• [Aim]
Give back the full material, exactly as it reads.
### Data section
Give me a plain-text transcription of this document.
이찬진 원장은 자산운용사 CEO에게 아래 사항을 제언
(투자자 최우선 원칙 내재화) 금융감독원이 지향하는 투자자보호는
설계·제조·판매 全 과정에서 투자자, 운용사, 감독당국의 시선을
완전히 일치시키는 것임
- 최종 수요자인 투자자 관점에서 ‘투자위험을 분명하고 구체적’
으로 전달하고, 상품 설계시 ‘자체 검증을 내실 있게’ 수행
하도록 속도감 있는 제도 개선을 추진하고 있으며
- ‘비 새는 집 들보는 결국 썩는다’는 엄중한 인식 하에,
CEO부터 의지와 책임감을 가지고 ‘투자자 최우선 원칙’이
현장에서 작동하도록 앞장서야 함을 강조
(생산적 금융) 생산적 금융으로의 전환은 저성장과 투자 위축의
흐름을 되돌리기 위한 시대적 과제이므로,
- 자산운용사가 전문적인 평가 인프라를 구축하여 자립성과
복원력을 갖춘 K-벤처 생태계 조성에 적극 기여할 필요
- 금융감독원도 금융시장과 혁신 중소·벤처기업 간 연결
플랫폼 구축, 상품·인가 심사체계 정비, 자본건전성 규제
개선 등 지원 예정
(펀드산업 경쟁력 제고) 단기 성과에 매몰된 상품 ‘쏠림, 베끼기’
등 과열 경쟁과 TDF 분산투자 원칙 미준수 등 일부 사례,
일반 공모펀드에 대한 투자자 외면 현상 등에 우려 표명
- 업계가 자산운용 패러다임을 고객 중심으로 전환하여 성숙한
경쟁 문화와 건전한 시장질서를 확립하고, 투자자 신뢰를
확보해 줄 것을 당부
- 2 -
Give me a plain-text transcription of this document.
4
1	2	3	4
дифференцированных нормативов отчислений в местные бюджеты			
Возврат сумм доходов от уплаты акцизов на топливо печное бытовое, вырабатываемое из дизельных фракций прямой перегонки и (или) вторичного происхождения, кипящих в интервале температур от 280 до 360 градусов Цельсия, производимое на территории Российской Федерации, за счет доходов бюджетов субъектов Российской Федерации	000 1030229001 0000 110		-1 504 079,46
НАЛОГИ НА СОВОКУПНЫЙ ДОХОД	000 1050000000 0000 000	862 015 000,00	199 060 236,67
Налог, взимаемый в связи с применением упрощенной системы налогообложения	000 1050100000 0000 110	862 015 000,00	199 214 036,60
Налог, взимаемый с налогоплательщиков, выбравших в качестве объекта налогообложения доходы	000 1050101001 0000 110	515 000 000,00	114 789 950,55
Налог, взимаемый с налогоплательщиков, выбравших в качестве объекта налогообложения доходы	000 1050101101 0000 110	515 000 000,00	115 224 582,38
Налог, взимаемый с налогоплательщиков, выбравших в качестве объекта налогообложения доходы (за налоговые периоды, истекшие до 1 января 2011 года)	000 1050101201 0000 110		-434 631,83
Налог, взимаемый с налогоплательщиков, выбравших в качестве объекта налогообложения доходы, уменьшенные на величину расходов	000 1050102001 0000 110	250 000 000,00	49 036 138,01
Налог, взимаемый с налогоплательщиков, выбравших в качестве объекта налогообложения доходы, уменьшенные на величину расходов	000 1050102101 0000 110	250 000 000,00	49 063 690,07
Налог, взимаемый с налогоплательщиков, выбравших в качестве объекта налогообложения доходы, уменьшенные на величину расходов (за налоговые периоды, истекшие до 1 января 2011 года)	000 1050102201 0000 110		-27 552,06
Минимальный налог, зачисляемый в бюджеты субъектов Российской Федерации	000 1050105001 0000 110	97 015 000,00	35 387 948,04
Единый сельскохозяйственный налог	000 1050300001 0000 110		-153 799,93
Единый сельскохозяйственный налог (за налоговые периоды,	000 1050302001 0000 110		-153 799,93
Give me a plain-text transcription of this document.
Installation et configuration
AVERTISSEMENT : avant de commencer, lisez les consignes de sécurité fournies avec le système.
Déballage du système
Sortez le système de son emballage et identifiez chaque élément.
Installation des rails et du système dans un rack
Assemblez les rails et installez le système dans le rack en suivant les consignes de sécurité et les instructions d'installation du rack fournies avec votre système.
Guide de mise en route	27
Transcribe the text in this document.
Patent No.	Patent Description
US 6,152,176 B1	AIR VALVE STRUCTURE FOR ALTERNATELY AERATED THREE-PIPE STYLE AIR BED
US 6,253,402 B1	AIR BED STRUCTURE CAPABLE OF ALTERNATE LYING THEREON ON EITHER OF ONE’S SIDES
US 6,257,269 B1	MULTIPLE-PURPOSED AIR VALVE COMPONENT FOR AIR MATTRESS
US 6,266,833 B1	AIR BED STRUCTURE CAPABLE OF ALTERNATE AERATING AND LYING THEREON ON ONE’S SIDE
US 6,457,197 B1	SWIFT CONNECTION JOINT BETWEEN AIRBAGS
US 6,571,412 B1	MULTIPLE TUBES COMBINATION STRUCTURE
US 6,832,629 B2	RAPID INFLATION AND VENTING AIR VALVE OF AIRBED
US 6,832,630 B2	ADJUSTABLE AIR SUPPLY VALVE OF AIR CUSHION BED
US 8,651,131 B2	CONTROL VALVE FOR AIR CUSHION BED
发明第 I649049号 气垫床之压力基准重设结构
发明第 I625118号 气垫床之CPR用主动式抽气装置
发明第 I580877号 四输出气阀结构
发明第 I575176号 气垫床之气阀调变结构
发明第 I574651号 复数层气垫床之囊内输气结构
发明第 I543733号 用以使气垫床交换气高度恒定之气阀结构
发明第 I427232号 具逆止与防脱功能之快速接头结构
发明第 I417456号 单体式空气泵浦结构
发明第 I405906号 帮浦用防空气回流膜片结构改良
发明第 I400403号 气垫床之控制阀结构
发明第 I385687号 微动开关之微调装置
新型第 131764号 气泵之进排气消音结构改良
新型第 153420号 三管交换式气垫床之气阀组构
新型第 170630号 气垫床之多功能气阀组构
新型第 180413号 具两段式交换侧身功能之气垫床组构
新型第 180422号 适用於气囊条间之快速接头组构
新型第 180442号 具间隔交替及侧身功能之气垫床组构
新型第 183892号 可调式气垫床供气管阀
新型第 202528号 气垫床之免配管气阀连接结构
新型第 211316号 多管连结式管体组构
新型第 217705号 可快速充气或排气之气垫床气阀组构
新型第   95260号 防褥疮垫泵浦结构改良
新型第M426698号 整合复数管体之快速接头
######
• [Answer to the problem]
Give me a plain-text transcription of this document.
이찬진 원장은 자산운용사 CEO에게 아래 사항을 제언
(투자자 최우선 원칙 내재화) 금융감독원이 지향하는 투자자보호는
설계·제조·판매 全 과정에서 투자자, 운용사, 감독당국의 시선을
완전히 일치시키는 것임
- 최종 수요자인 투자자 관점에서 ‘투자위험을 분명하고 구체적’
으로 전달하고, 상품 설계시 ‘자체 검증을 내실 있게’ 수행
하도록 속도감 있는 제도 개선을 추진하고 있으며
- ‘비 새는 집 들보는 결국 썩는다’는 엄중한 인식 하에,
CEO부터 의지와 책임감을 가지고 ‘투자자 최우선 원칙’이
현장에서 작동하도록 앞장서야 함을 강조
(생산적 금융) 생산적 금융으로의 전환은 저성장과 투자 위축의
흐름을 되돌리기 위한 시대적 과제이므로,
- 자산운용사가 전문적인 평가 인프라를 구축하여 자립성과
복원력을 갖춘 K-벤처 생태계 조성에 적극 기여할 필요
- 금융감독원도 금융시장과 혁신 중소·벤처기업 간 연결
플랫폼 구축, 상품·인가 심사체계 정비, 자본건전성 규제
개선 등 지원 예정
(펀드산업 경쟁력 제고) 단기 성과에 매몰된 상품 ‘쏠림, 베끼기’
등 과열 경쟁과 TDF 분산투자 원칙 미준수 등 일부 사례,
일반 공모펀드에 대한 투자자 외면 현상 등에 우려 표명
- 업계가 자산운용 패러다임을 고객 중심으로 전환하여 성숙한
경쟁 문화와 건전한 시장질서를 확립하고, 투자자 신뢰를
확보해 줄 것을 당부
- 2 -
Give me a plain-text transcription of this document.
4
1	2	3	4
дифференцированных нормативов отчислений в местные бюджеты			
Возврат сумм доходов от уплаты акцизов на топливо печное бытовое, вырабатываемое из дизельных фракций прямой перегонки и (или) вторичного происхождения, кипящих в интервале температур от 280 до 360 градусов Цельсия, производимое на территории Российской Федерации, за счет доходов бюджетов субъектов Российской Федерации	000 1030229001 0000 110		-1 504 079,46
НАЛОГИ НА СОВОКУПНЫЙ ДОХОД	000 1050000000 0000 000	862 015 000,00	199 060 236,67
Налог, взимаемый в связи с применением упрощенной системы налогообложения	000 1050100000 0000 110	862 015 000,00	199 214 036,60
Налог, взимаемый с налогоплательщиков, выбравших в качестве объекта налогообложения доходы	000 1050101001 0000 110	515 000 000,00	114 789 950,55
Налог, взимаемый с налогоплательщиков, выбравших в качестве объекта налогообложения доходы	000 1050101101 0000 110	515 000 000,00	115 224 582,38
Налог, взимаемый с налогоплательщиков, выбравших в качестве объекта налогообложения доходы (за налоговые периоды, истекшие до 1 января 2011 года)	000 1050101201 0000 110		-434 631,83
Налог, взимаемый с налогоплательщиков, выбравших в качестве объекта налогообложения доходы, уменьшенные на величину расходов	000 1050102001 0000 110	250 000 000,00	49 036 138,01
Налог, взимаемый с налогоплательщиков, выбравших в качестве объекта налогообложения доходы, уменьшенные на величину расходов	000 1050102101 0000 110	250 000 000,00	49 063 690,07
Налог, взимаемый с налогоплательщиков, выбравших в качестве объекта налогообложения доходы, уменьшенные на величину расходов (за налоговые периоды, истекшие до 1 января 2011 года)	000 1050102201 0000 110		-27 552,06
Минимальный налог, зачисляемый в бюджеты субъектов Российской Федерации	000 1050105001 0000 110	97 015 000,00	35 387 948,04
Единый сельскохозяйственный налог	000 1050300001 0000 110		-153 799,93
Единый сельскохозяйственный налог (за налоговые периоды,	000 1050302001 0000 110		-153 799,93
Give me a plain-text transcription of this document.
Installation et configuration
AVERTISSEMENT : avant de commencer, lisez les consignes de sécurité fournies avec le système.
Déballage du système
Sortez le système de son emballage et identifiez chaque élément.
Installation des rails et du système dans un rack
Assemblez les rails et installez le système dans le rack en suivant les consignes de sécurité et les instructions d'installation du rack fournies avec votre système.
Guide de mise en route	27
Transcribe the text in this document.
Patent No.	Patent Description
US 6,152,176 B1	AIR VALVE STRUCTURE FOR ALTERNATELY AERATED THREE-PIPE STYLE AIR BED
US 6,253,402 B1	AIR BED STRUCTURE CAPABLE OF ALTERNATE LYING THEREON ON EITHER OF ONE’S SIDES
US 6,257,269 B1	MULTIPLE-PURPOSED AIR VALVE COMPONENT FOR AIR MATTRESS
US 6,266,833 B1	AIR BED STRUCTURE CAPABLE OF ALTERNATE AERATING AND LYING THEREON ON ONE’S SIDE
US 6,457,197 B1	SWIFT CONNECTION JOINT BETWEEN AIRBAGS
US 6,571,412 B1	MULTIPLE TUBES COMBINATION STRUCTURE
US 6,832,629 B2	RAPID INFLATION AND VENTING AIR VALVE OF AIRBED
US 6,832,630 B2	ADJUSTABLE AIR SUPPLY VALVE OF AIR CUSHION BED
US 8,651,131 B2	CONTROL VALVE FOR AIR CUSHION BED
发明第 I649049号 气垫床之压力基准重设结构
发明第 I625118号 气垫床之CPR用主动式抽气装置
发明第 I580877号 四输出气阀结构
发明第 I575176号 气垫床之气阀调变结构
发明第 I574651号 复数层气垫床之囊内输气结构
发明第 I543733号 用以使气垫床交换气高度恒定之气阀结构
发明第 I427232号 具逆止与防脱功能之快速接头结构
发明第 I417456号 单体式空气泵浦结构
发明第 I405906号 帮浦用防空气回流膜片结构改良
发明第 I400403号 气垫床之控制阀结构
发明第 I385687号 微动开关之微调装置
新型第 131764号 气泵之进排气消音结构改良
新型第 153420号 三管交换式气垫床之气阀组构
新型第 170630号 气垫床之多功能气阀组构
新型第 180413号 具两段式交换侧身功能之气垫床组构
新型第 180422号 适用於气囊条间之快速接头组构
新型第 180442号 具间隔交替及侧身功能之气垫床组构
新型第 183892号 可调式气垫床供气管阀
新型第 202528号 气垫床之免配管气阀连接结构
新型第 211316号 多管连结式管体组构
新型第 217705号 可快速充气或排气之气垫床气阀组构
新型第   95260号 防褥疮垫泵浦结构改良
新型第M426698号 整合复数管体之快速接头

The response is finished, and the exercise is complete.